Entries follow. Set all of them down as they stand.

-- -- --

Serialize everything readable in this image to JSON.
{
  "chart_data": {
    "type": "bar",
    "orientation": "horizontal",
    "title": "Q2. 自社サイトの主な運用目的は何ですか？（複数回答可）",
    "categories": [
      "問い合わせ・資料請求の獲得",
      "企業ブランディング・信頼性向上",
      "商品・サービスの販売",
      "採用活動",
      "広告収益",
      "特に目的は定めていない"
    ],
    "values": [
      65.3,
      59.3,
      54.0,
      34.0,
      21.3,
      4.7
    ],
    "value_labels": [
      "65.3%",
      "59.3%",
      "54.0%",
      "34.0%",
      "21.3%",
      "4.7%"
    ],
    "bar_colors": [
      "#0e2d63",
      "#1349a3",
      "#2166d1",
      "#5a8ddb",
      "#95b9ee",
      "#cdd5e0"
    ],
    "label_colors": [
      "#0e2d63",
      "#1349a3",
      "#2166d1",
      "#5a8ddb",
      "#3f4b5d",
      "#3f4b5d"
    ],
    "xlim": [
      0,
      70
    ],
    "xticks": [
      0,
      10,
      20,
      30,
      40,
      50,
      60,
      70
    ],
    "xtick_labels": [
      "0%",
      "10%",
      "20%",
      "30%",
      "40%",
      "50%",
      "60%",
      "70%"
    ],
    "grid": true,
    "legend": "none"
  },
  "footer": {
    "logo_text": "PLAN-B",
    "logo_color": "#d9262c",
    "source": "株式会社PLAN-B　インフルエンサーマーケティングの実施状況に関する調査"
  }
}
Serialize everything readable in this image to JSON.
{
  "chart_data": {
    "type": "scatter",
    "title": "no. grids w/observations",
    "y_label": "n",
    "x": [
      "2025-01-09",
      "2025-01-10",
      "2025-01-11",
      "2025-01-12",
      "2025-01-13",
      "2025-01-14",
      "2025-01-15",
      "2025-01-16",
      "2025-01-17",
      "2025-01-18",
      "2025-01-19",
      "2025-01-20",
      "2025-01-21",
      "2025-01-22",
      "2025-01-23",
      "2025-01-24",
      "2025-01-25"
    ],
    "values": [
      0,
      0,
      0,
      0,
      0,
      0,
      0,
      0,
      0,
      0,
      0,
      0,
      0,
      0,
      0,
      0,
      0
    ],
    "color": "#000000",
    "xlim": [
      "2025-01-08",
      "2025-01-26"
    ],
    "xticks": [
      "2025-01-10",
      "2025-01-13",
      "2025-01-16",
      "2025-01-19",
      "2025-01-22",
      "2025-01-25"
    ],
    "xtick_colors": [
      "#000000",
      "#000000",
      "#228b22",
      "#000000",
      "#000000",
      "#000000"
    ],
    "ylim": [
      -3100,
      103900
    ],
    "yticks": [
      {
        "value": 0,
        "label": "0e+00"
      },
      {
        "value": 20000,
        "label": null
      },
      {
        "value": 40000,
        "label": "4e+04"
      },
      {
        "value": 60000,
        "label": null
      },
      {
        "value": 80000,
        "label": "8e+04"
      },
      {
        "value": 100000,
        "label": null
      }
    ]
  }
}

-- -- --

Output for this task
Serialize everything readable in this image to JSON.
{
  "chart_data": {
    "type": "bar",
    "orientation": "horizontal",
    "title": "Q2. 自社サイトの主な運用目的は何ですか？（複数回答可）",
    "categories": [
      "問い合わせ・資料請求の獲得",
      "企業ブランディング・信頼性向上",
      "商品・サービスの販売",
      "採用活動",
      "広告収益",
      "特に目的は定めていない"
    ],
    "values": [
      65.3,
      59.3,
      54.0,
      34.0,
      21.3,
      4.7
    ],
    "value_labels": [
      "65.3%",
      "59.3%",
      "54.0%",
      "34.0%",
      "21.3%",
      "4.7%"
    ],
    "bar_colors": [
      "#0e2d63",
      "#1349a3",
      "#2166d1",
      "#5a8ddb",
      "#95b9ee",
      "#cdd5e0"
    ],
    "label_colors": [
      "#0e2d63",
      "#1349a3",
      "#2166d1",
      "#5a8ddb",
      "#3f4b5d",
      "#3f4b5d"
    ],
    "xlim": [
      0,
      70
    ],
    "xticks": [
      0,
      10,
      20,
      30,
      40,
      50,
      60,
      70
    ],
    "xtick_labels": [
      "0%",
      "10%",
      "20%",
      "30%",
      "40%",
      "50%",
      "60%",
      "70%"
    ],
    "grid": true,
    "legend": "none"
  },
  "footer": {
    "logo_text": "PLAN-B",
    "logo_color": "#d9262c",
    "source": "株式会社PLAN-B　インフルエンサーマーケティングの実施状況に関する調査"
  }
}
Serialize everything readable in this image to JSON.
{
  "chart_data": {
    "type": "scatter",
    "title": "no. grids w/observations",
    "y_label": "n",
    "x": [
      "2025-01-09",
      "2025-01-10",
      "2025-01-11",
      "2025-01-12",
      "2025-01-13",
      "2025-01-14",
      "2025-01-15",
      "2025-01-16",
      "2025-01-17",
      "2025-01-18",
      "2025-01-19",
      "2025-01-20",
      "2025-01-21",
      "2025-01-22",
      "2025-01-23",
      "2025-01-24",
      "2025-01-25"
    ],
    "values": [
      0,
      0,
      0,
      0,
      0,
      0,
      0,
      0,
      0,
      0,
      0,
      0,
      0,
      0,
      0,
      0,
      0
    ],
    "color": "#000000",
    "xlim": [
      "2025-01-08",
      "2025-01-26"
    ],
    "xticks": [
      "2025-01-10",
      "2025-01-13",
      "2025-01-16",
      "2025-01-19",
      "2025-01-22",
      "2025-01-25"
    ],
    "xtick_colors": [
      "#000000",
      "#000000",
      "#228b22",
      "#000000",
      "#000000",
      "#000000"
    ],
    "ylim": [
      -3100,
      103900
    ],
    "yticks": [
      {
        "value": 0,
        "label": "0e+00"
      },
      {
        "value": 20000,
        "label": null
      },
      {
        "value": 40000,
        "label": "4e+04"
      },
      {
        "value": 60000,
        "label": null
      },
      {
        "value": 80000,
        "label": "8e+04"
      },
      {
        "value": 100000,
        "label": null
      }
    ]
  }
}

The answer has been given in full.